**WHAT NEEDS TO BE DONE**
Return each line of the records holding the string "sample".

**INPUT**
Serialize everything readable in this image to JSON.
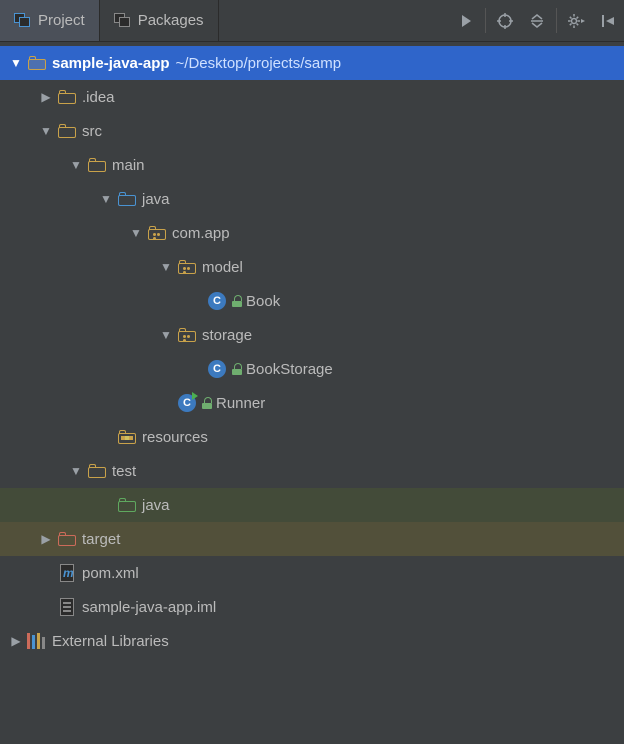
{
  "toolbar": {
    "tabs": [
      {
        "label": "Project",
        "active": true
      },
      {
        "label": "Packages",
        "active": false
      }
    ]
  },
  "tree": [
    {
      "depth": 0,
      "arrow": "down",
      "icon": "proj-folder",
      "label": "sample-java-app",
      "suffix": "~/Desktop/projects/samp",
      "row": "selected-root"
    },
    {
      "depth": 1,
      "arrow": "right",
      "icon": "folder-yellow",
      "label": ".idea"
    },
    {
      "depth": 1,
      "arrow": "down",
      "icon": "folder-yellow",
      "label": "src"
    },
    {
      "depth": 2,
      "arrow": "down",
      "icon": "folder-yellow",
      "label": "main"
    },
    {
      "depth": 3,
      "arrow": "down",
      "icon": "folder-blue",
      "label": "java"
    },
    {
      "depth": 4,
      "arrow": "down",
      "icon": "folder-pkg",
      "label": "com.app"
    },
    {
      "depth": 5,
      "arrow": "down",
      "icon": "folder-pkg",
      "label": "model"
    },
    {
      "depth": 6,
      "arrow": "none",
      "icon": "class",
      "label": "Book",
      "lock": true
    },
    {
      "depth": 5,
      "arrow": "down",
      "icon": "folder-pkg",
      "label": "storage"
    },
    {
      "depth": 6,
      "arrow": "none",
      "icon": "class",
      "label": "BookStorage",
      "lock": true
    },
    {
      "depth": 5,
      "arrow": "none",
      "icon": "class-runner",
      "label": "Runner",
      "lock": true
    },
    {
      "depth": 3,
      "arrow": "none",
      "icon": "folder-res",
      "label": "resources"
    },
    {
      "depth": 2,
      "arrow": "down",
      "icon": "folder-yellow",
      "label": "test"
    },
    {
      "depth": 3,
      "arrow": "none",
      "icon": "folder-green",
      "label": "java",
      "row": "hl-dark"
    },
    {
      "depth": 1,
      "arrow": "right",
      "icon": "folder-red",
      "label": "target",
      "row": "hl-brown"
    },
    {
      "depth": 1,
      "arrow": "none",
      "icon": "file-m",
      "label": "pom.xml"
    },
    {
      "depth": 1,
      "arrow": "none",
      "icon": "file-iml",
      "label": "sample-java-app.iml"
    },
    {
      "depth": 0,
      "arrow": "right",
      "icon": "ext-lib",
      "label": "External Libraries"
    }
  ]
}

**FINISHED EXERCISE**
      "label": "sample-java-app",
      "label": "sample-java-app.iml"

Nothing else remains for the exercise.